### To be done
Print the listing as it stands, omitting all images.

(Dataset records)
______

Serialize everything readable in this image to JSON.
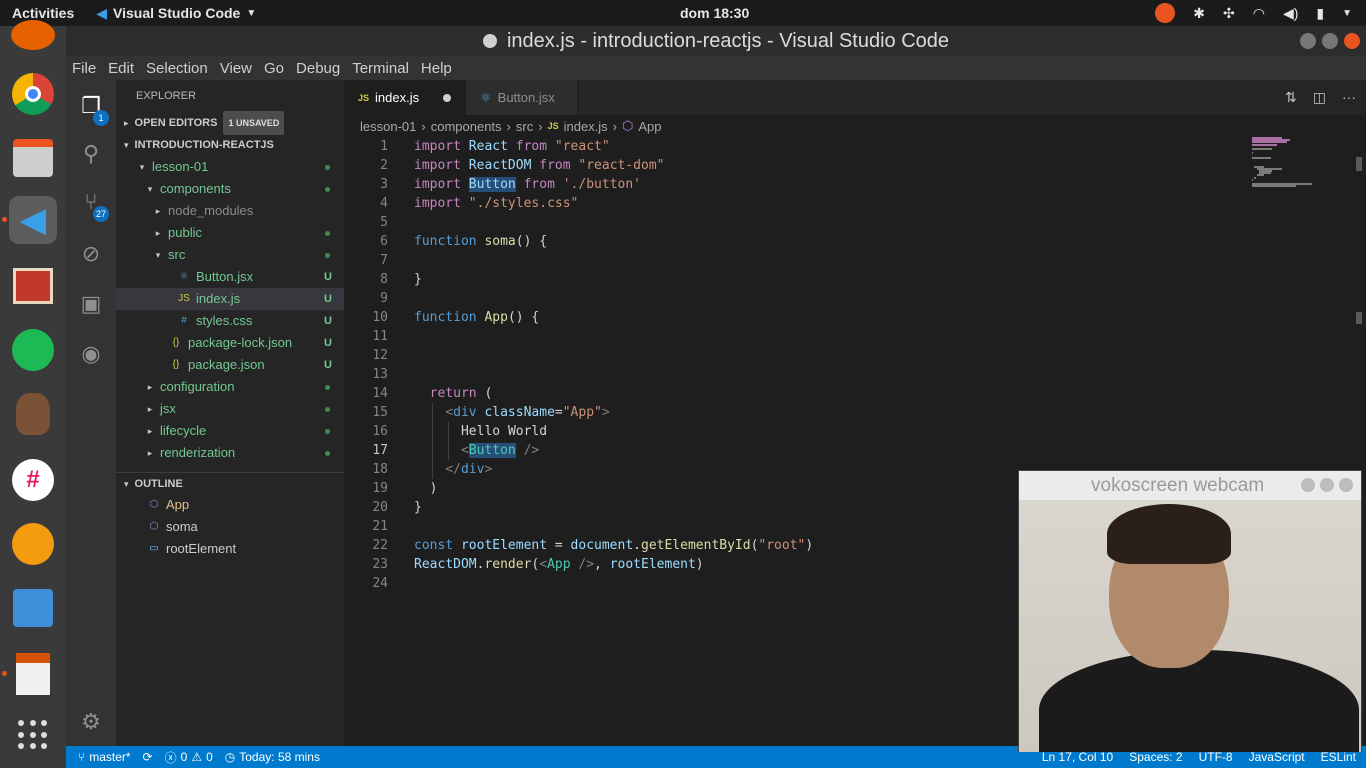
{
  "topbar": {
    "activities": "Activities",
    "app_name": "Visual Studio Code",
    "clock": "dom 18:30"
  },
  "window": {
    "title": "index.js - introduction-reactjs - Visual Studio Code"
  },
  "menu": [
    "File",
    "Edit",
    "Selection",
    "View",
    "Go",
    "Debug",
    "Terminal",
    "Help"
  ],
  "activitybar": {
    "explorer_badge": "1",
    "scm_badge": "27"
  },
  "explorer": {
    "title": "EXPLORER",
    "open_editors": "OPEN EDITORS",
    "unsaved_badge": "1 UNSAVED",
    "project": "INTRODUCTION-REACTJS",
    "outline": "OUTLINE"
  },
  "tree": [
    {
      "label": "lesson-01",
      "depth": 1,
      "twisty": "▾",
      "icon": "",
      "status": "dot",
      "color": "#73c991"
    },
    {
      "label": "components",
      "depth": 2,
      "twisty": "▾",
      "icon": "",
      "status": "dot",
      "color": "#73c991"
    },
    {
      "label": "node_modules",
      "depth": 3,
      "twisty": "▸",
      "icon": "",
      "status": "",
      "color": "#8c8c8c"
    },
    {
      "label": "public",
      "depth": 3,
      "twisty": "▸",
      "icon": "",
      "status": "dot",
      "color": "#73c991"
    },
    {
      "label": "src",
      "depth": 3,
      "twisty": "▾",
      "icon": "",
      "status": "dot",
      "color": "#73c991"
    },
    {
      "label": "Button.jsx",
      "depth": 4,
      "twisty": "",
      "icon": "⚛",
      "status": "U",
      "color": "#73c991"
    },
    {
      "label": "index.js",
      "depth": 4,
      "twisty": "",
      "icon": "JS",
      "status": "U",
      "color": "#73c991"
    },
    {
      "label": "styles.css",
      "depth": 4,
      "twisty": "",
      "icon": "#",
      "status": "U",
      "color": "#73c991"
    },
    {
      "label": "package-lock.json",
      "depth": 3,
      "twisty": "",
      "icon": "{}",
      "status": "U",
      "color": "#73c991"
    },
    {
      "label": "package.json",
      "depth": 3,
      "twisty": "",
      "icon": "{}",
      "status": "U",
      "color": "#73c991"
    },
    {
      "label": "configuration",
      "depth": 2,
      "twisty": "▸",
      "icon": "",
      "status": "dot",
      "color": "#73c991"
    },
    {
      "label": "jsx",
      "depth": 2,
      "twisty": "▸",
      "icon": "",
      "status": "dot",
      "color": "#73c991"
    },
    {
      "label": "lifecycle",
      "depth": 2,
      "twisty": "▸",
      "icon": "",
      "status": "dot",
      "color": "#73c991"
    },
    {
      "label": "renderization",
      "depth": 2,
      "twisty": "▸",
      "icon": "",
      "status": "dot",
      "color": "#73c991"
    }
  ],
  "outline_items": [
    {
      "label": "App",
      "icon": "⬡"
    },
    {
      "label": "soma",
      "icon": "⬡"
    },
    {
      "label": "rootElement",
      "icon": "▭"
    }
  ],
  "tabs": [
    {
      "label": "index.js",
      "icon": "JS",
      "active": true
    },
    {
      "label": "Button.jsx",
      "icon": "⚛",
      "active": false
    }
  ],
  "breadcrumbs": [
    "lesson-01",
    "components",
    "src",
    "index.js",
    "App"
  ],
  "code_lines": [
    "import React from \"react\"",
    "import ReactDOM from \"react-dom\"",
    "import Button from './button'",
    "import \"./styles.css\"",
    "",
    "function soma() {",
    "",
    "}",
    "",
    "function App() {",
    "",
    "",
    "",
    "  return (",
    "    <div className=\"App\">",
    "      Hello World",
    "      <Button />",
    "    </div>",
    "  )",
    "}",
    "",
    "const rootElement = document.getElementById(\"root\")",
    "ReactDOM.render(<App />, rootElement)",
    ""
  ],
  "current_line": 17,
  "status": {
    "branch": "master*",
    "errors": "0",
    "warnings": "0",
    "time": "Today: 58 mins",
    "position": "Ln 17, Col 10",
    "spaces": "Spaces: 2",
    "encoding": "UTF-8",
    "language": "JavaScript",
    "linter": "ESLint"
  },
  "webcam": {
    "title": "vokoscreen webcam"
  },
  "colors": {
    "accent": "#007acc",
    "ubuntu_orange": "#e95420"
  }
}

______

### Full solution
Serialize everything readable in this image to JSON.
{
  "topbar": {
    "activities": "Activities",
    "app_name": "Visual Studio Code",
    "clock": "dom 18:30"
  },
  "window": {
    "title": "index.js - introduction-reactjs - Visual Studio Code"
  },
  "menu": [
    "File",
    "Edit",
    "Selection",
    "View",
    "Go",
    "Debug",
    "Terminal",
    "Help"
  ],
  "activitybar": {
    "explorer_badge": "1",
    "scm_badge": "27"
  },
  "explorer": {
    "title": "EXPLORER",
    "open_editors": "OPEN EDITORS",
    "unsaved_badge": "1 UNSAVED",
    "project": "INTRODUCTION-REACTJS",
    "outline": "OUTLINE"
  },
  "tree": [
    {
      "label": "lesson-01",
      "depth": 1,
      "twisty": "▾",
      "icon": "",
      "status": "dot",
      "color": "#73c991"
    },
    {
      "label": "components",
      "depth": 2,
      "twisty": "▾",
      "icon": "",
      "status": "dot",
      "color": "#73c991"
    },
    {
      "label": "node_modules",
      "depth": 3,
      "twisty": "▸",
      "icon": "",
      "status": "",
      "color": "#8c8c8c"
    },
    {
      "label": "public",
      "depth": 3,
      "twisty": "▸",
      "icon": "",
      "status": "dot",
      "color": "#73c991"
    },
    {
      "label": "src",
      "depth": 3,
      "twisty": "▾",
      "icon": "",
      "status": "dot",
      "color": "#73c991"
    },
    {
      "label": "Button.jsx",
      "depth": 4,
      "twisty": "",
      "icon": "⚛",
      "status": "U",
      "color": "#73c991"
    },
    {
      "label": "index.js",
      "depth": 4,
      "twisty": "",
      "icon": "JS",
      "status": "U",
      "color": "#73c991"
    },
    {
      "label": "styles.css",
      "depth": 4,
      "twisty": "",
      "icon": "#",
      "status": "U",
      "color": "#73c991"
    },
    {
      "label": "package-lock.json",
      "depth": 3,
      "twisty": "",
      "icon": "{}",
      "status": "U",
      "color": "#73c991"
    },
    {
      "label": "package.json",
      "depth": 3,
      "twisty": "",
      "icon": "{}",
      "status": "U",
      "color": "#73c991"
    },
    {
      "label": "configuration",
      "depth": 2,
      "twisty": "▸",
      "icon": "",
      "status": "dot",
      "color": "#73c991"
    },
    {
      "label": "jsx",
      "depth": 2,
      "twisty": "▸",
      "icon": "",
      "status": "dot",
      "color": "#73c991"
    },
    {
      "label": "lifecycle",
      "depth": 2,
      "twisty": "▸",
      "icon": "",
      "status": "dot",
      "color": "#73c991"
    },
    {
      "label": "renderization",
      "depth": 2,
      "twisty": "▸",
      "icon": "",
      "status": "dot",
      "color": "#73c991"
    }
  ],
  "outline_items": [
    {
      "label": "App",
      "icon": "⬡"
    },
    {
      "label": "soma",
      "icon": "⬡"
    },
    {
      "label": "rootElement",
      "icon": "▭"
    }
  ],
  "tabs": [
    {
      "label": "index.js",
      "icon": "JS",
      "active": true
    },
    {
      "label": "Button.jsx",
      "icon": "⚛",
      "active": false
    }
  ],
  "breadcrumbs": [
    "lesson-01",
    "components",
    "src",
    "index.js",
    "App"
  ],
  "code_lines": [
    "import React from \"react\"",
    "import ReactDOM from \"react-dom\"",
    "import Button from './button'",
    "import \"./styles.css\"",
    "",
    "function soma() {",
    "",
    "}",
    "",
    "function App() {",
    "",
    "",
    "",
    "  return (",
    "    <div className=\"App\">",
    "      Hello World",
    "      <Button />",
    "    </div>",
    "  )",
    "}",
    "",
    "const rootElement = document.getElementById(\"root\")",
    "ReactDOM.render(<App />, rootElement)",
    ""
  ],
  "current_line": 17,
  "status": {
    "branch": "master*",
    "errors": "0",
    "warnings": "0",
    "time": "Today: 58 mins",
    "position": "Ln 17, Col 10",
    "spaces": "Spaces: 2",
    "encoding": "UTF-8",
    "language": "JavaScript",
    "linter": "ESLint"
  },
  "webcam": {
    "title": "vokoscreen webcam"
  },
  "colors": {
    "accent": "#007acc",
    "ubuntu_orange": "#e95420"
  }
}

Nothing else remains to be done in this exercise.